* BEGIN *
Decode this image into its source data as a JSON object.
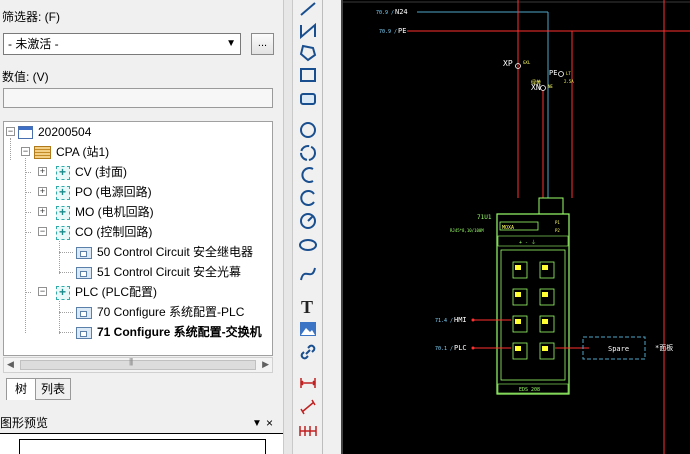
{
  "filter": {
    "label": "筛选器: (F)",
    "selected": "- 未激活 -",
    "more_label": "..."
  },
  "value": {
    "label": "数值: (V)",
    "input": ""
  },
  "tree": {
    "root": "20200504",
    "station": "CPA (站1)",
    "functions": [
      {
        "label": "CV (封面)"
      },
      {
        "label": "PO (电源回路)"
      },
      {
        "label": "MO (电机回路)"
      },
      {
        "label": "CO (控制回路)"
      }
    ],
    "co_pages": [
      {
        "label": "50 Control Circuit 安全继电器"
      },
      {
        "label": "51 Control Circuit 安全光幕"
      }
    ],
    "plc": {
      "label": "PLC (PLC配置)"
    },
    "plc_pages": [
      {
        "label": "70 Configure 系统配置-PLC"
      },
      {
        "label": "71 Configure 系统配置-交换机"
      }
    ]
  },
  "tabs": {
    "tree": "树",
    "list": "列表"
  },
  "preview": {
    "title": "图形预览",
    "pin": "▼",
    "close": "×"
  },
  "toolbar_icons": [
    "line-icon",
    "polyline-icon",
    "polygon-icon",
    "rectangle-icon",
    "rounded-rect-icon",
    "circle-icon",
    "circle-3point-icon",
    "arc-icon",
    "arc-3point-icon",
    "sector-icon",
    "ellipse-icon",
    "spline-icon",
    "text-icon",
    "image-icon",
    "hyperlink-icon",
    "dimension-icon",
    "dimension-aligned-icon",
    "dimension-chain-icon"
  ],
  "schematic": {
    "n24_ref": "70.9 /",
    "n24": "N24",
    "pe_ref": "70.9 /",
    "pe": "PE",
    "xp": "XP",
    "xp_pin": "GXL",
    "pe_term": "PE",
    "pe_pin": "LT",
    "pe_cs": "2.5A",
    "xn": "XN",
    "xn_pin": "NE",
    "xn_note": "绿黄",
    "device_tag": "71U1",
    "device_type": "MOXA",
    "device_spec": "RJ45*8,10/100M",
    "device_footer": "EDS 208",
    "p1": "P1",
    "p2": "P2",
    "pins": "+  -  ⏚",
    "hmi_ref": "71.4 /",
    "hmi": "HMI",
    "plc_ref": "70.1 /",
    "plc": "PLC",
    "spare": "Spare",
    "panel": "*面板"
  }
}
* END *
◆ Your instructions ◆
Copy each line above where the string "Circuit" occurs.

◆ Result ◆
        "label": "50 Control Circuit 安全继电器"
        "label": "51 Control Circuit 安全光幕"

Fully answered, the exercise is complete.